[START Given data]
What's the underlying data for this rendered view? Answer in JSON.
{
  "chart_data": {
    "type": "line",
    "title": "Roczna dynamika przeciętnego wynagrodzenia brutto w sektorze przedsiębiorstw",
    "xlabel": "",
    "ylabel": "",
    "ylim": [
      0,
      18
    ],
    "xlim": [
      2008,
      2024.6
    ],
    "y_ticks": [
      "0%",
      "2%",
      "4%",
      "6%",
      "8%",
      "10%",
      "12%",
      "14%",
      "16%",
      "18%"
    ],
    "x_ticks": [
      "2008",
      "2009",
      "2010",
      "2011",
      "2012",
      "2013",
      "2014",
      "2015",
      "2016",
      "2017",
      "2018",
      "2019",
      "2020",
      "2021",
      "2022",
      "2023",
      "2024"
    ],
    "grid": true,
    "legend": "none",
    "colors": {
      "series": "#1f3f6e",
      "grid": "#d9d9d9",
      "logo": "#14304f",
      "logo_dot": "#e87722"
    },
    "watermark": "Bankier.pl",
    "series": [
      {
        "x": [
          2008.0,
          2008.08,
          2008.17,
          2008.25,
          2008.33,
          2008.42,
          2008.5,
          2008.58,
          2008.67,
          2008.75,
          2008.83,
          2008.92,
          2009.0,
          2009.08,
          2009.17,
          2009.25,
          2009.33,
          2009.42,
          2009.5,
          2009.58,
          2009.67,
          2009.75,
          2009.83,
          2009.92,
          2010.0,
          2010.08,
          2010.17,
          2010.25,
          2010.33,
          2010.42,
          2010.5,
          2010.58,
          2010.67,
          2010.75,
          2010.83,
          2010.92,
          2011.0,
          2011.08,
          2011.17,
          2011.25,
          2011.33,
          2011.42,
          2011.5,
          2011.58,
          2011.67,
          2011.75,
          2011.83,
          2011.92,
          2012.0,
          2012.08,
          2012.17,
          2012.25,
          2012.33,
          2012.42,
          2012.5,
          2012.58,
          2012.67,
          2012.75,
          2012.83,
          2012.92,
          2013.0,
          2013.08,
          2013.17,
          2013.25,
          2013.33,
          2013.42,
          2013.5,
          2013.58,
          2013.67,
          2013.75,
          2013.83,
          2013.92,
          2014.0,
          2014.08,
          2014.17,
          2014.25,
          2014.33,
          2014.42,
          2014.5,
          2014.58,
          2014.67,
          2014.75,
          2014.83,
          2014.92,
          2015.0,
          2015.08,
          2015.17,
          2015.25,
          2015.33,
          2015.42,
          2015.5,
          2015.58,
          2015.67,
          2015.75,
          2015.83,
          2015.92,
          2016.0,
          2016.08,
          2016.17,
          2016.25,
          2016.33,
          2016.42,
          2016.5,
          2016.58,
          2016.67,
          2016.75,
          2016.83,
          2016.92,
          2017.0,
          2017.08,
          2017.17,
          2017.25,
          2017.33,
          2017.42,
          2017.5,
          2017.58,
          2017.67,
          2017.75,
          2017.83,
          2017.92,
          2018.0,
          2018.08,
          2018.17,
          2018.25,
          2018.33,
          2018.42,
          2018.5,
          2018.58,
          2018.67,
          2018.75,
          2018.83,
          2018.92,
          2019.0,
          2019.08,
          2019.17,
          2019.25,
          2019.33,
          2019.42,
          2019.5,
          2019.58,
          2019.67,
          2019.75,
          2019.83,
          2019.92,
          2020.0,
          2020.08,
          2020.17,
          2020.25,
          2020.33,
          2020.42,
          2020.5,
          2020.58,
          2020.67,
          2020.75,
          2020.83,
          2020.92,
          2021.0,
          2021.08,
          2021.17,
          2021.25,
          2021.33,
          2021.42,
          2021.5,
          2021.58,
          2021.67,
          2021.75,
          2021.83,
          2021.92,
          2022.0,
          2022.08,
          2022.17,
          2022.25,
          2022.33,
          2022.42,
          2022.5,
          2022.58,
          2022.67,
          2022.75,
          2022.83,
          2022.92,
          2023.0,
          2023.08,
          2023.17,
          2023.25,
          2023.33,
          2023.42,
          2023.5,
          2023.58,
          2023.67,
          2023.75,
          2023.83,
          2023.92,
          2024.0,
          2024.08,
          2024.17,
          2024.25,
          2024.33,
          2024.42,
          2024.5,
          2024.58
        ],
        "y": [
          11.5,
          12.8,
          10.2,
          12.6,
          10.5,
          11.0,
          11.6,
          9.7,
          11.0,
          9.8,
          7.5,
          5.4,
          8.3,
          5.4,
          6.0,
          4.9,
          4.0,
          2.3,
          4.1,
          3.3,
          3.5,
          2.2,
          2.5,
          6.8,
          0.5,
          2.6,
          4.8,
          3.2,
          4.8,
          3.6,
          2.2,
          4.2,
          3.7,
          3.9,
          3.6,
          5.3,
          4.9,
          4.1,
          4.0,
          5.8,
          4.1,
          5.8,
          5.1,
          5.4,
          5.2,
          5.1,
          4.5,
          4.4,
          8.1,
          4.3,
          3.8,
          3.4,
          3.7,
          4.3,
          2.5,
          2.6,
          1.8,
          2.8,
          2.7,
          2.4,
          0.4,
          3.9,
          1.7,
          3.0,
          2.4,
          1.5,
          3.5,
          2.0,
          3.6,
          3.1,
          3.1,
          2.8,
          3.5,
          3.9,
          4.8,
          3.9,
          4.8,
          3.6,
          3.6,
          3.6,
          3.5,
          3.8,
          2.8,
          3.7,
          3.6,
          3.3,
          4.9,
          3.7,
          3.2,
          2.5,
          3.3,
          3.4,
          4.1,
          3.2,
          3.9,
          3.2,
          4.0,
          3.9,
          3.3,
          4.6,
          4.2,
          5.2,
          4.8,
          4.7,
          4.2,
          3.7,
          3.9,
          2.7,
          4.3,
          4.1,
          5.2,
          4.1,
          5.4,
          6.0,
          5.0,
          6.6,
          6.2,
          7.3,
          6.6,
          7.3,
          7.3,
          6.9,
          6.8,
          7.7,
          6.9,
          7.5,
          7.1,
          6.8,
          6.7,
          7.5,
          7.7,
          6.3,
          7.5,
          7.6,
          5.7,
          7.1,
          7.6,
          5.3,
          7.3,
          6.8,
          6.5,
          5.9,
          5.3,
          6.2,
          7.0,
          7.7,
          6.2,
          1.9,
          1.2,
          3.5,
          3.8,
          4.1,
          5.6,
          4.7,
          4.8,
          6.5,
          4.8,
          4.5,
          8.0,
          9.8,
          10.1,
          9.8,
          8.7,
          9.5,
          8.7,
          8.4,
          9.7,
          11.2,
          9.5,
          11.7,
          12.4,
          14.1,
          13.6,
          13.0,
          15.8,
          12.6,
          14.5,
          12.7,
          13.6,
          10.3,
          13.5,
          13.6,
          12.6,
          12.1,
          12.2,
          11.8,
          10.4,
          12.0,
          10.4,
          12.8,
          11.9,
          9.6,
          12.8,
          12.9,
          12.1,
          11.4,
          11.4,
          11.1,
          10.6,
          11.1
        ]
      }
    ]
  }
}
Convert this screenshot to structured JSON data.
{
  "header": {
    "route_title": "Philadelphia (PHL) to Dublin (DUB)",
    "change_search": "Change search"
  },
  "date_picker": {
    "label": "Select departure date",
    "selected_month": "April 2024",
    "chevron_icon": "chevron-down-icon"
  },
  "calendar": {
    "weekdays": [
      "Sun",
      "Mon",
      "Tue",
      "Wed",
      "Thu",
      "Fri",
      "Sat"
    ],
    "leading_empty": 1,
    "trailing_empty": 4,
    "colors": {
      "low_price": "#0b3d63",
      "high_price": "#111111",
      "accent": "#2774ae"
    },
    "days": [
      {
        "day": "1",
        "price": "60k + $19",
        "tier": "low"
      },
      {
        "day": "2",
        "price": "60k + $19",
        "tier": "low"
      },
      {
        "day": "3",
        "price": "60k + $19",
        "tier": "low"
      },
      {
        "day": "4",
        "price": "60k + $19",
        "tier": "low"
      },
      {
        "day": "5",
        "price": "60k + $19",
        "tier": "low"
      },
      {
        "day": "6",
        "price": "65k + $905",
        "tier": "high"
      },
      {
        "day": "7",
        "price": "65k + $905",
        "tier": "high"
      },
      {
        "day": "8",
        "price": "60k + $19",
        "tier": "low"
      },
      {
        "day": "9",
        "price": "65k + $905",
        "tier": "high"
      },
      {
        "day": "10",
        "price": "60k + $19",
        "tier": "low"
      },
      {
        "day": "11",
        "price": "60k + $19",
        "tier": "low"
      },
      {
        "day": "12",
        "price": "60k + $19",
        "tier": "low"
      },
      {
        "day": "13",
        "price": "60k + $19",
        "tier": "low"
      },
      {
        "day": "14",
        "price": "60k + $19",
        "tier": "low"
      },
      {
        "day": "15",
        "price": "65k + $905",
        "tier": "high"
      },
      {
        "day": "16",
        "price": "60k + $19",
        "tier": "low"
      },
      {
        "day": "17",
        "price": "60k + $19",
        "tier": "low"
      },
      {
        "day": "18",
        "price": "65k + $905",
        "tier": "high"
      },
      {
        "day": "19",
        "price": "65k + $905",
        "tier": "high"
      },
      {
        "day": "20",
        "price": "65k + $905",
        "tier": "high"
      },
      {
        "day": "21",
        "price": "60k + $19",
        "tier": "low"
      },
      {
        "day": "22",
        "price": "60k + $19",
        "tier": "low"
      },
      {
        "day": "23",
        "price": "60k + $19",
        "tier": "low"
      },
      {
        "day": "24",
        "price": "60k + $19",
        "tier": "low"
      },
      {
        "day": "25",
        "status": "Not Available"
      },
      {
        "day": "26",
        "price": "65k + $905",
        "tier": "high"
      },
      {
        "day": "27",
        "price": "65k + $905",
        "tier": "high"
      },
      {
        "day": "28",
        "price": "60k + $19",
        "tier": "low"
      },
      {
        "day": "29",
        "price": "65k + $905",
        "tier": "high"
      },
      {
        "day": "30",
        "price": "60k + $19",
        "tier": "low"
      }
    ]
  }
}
[END Given data]
**Stated goal**:
The word "JSON" may appear on some lines of these records; state how many such lines there are, and nothing else.

**Solution for this task**:
2